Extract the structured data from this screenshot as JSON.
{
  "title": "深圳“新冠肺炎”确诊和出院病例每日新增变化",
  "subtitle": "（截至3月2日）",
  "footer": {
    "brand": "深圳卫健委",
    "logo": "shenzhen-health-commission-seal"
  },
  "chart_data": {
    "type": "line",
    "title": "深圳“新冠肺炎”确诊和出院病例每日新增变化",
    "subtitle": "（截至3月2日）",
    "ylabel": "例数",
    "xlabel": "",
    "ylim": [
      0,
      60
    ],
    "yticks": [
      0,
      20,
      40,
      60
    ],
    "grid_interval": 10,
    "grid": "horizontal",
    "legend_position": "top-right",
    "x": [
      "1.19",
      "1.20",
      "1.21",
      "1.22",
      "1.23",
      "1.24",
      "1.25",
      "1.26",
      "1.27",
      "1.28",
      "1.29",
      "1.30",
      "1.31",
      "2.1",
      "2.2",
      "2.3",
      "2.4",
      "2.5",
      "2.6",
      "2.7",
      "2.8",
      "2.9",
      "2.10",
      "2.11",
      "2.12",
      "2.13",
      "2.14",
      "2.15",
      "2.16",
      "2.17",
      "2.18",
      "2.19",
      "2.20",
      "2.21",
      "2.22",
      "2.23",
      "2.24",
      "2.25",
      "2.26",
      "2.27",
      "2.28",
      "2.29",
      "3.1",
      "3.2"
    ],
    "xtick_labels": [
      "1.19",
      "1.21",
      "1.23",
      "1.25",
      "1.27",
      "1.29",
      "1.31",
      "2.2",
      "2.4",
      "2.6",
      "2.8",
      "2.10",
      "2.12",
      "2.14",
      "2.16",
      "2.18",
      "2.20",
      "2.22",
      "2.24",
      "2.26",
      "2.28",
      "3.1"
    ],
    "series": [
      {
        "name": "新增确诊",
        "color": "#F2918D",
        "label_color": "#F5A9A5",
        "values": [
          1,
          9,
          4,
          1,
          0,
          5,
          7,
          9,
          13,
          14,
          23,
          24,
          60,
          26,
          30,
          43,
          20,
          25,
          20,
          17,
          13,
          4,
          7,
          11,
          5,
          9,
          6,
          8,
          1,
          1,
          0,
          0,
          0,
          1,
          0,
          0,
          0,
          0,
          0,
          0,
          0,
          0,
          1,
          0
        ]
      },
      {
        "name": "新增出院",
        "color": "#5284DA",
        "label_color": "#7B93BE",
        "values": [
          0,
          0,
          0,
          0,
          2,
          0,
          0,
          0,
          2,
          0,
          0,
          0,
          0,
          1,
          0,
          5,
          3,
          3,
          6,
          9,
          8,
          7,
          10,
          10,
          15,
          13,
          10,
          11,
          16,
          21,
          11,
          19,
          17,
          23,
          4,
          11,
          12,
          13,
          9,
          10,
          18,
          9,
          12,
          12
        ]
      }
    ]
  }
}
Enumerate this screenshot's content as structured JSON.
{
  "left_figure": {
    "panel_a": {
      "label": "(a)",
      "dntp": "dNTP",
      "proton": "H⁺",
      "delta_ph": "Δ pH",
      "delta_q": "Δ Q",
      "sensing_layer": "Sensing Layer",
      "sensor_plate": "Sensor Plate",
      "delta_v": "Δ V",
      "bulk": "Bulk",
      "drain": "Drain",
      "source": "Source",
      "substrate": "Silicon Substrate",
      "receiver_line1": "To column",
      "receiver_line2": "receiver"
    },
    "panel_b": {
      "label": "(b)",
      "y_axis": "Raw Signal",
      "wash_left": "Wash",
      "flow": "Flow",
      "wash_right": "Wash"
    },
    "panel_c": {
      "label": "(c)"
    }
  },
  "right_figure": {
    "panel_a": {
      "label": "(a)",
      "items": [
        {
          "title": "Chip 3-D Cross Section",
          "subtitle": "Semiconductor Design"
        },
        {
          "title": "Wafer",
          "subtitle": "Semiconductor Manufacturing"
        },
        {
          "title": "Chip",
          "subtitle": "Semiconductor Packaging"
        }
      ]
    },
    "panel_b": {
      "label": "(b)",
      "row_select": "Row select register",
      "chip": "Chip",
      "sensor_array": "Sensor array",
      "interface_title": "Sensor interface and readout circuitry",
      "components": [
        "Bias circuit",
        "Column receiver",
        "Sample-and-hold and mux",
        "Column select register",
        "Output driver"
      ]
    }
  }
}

_PROBLEM TO WORK ON_
How many lines of the listing above include the word "screenshot"? State the number and nothing else.

_OUTPUT BELOW_
2